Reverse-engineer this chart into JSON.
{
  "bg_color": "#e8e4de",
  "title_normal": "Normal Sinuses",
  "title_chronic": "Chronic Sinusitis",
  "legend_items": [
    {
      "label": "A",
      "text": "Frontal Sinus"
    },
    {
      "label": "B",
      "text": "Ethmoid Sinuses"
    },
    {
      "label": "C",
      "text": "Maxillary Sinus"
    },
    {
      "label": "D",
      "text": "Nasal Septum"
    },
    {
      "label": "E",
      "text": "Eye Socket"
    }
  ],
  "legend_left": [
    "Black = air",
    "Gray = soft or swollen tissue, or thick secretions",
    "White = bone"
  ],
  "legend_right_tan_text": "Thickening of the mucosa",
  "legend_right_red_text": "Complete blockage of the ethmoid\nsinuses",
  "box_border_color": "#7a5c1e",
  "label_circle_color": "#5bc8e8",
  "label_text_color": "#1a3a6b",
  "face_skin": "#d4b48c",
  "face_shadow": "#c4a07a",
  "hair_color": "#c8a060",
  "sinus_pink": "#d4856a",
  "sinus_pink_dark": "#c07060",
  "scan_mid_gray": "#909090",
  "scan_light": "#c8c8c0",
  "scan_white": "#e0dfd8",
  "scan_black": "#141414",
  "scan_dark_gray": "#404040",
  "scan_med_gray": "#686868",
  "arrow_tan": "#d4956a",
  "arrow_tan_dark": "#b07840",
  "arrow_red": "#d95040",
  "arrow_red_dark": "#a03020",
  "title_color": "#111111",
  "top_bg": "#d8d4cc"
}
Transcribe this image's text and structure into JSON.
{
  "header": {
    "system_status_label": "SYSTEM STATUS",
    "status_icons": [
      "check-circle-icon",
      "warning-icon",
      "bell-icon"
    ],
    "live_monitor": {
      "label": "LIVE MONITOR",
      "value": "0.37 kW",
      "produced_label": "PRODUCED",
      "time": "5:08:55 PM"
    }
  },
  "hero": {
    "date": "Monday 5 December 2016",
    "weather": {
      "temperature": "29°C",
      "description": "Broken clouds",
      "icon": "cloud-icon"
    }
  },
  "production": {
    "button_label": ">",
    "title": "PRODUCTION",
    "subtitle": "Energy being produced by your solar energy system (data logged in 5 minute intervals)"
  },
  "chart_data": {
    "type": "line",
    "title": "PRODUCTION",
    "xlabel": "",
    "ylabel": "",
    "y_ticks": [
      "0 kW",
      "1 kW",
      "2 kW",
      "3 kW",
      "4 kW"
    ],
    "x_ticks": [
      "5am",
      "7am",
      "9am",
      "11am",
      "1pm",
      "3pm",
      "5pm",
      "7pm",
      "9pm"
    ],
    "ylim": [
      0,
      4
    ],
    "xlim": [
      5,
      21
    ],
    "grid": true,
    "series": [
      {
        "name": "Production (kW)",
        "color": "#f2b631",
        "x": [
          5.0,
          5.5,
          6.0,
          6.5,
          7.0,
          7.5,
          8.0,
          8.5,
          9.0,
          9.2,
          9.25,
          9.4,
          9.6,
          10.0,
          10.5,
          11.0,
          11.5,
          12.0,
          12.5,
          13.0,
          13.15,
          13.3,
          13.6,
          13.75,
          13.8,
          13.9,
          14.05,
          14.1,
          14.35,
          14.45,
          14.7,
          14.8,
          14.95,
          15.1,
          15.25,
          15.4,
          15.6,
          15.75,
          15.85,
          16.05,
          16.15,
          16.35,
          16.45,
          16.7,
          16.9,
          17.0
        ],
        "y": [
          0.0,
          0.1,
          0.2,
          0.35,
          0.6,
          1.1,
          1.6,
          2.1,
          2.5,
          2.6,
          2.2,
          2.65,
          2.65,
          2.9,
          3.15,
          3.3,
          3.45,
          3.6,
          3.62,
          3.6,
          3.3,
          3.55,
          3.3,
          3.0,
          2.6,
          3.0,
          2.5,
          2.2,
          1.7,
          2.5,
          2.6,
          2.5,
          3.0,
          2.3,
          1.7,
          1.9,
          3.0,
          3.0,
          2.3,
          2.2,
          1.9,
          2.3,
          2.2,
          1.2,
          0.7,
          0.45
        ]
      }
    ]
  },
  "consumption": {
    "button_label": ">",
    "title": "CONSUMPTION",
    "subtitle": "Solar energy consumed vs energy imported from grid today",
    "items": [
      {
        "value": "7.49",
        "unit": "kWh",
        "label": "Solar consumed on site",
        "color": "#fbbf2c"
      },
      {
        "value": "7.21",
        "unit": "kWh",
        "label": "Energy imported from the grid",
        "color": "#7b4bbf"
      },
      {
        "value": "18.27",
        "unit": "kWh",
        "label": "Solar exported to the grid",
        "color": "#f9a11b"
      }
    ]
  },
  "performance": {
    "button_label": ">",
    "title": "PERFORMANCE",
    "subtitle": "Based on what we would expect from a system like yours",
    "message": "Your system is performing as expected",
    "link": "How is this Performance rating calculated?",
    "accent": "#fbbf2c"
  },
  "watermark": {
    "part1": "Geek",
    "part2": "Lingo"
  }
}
---------------
Directive
Read through the data and copy every line where "consumed" shows up.

Solution below
    "subtitle": "Solar energy consumed vs energy imported from grid today",
        "label": "Solar consumed on site",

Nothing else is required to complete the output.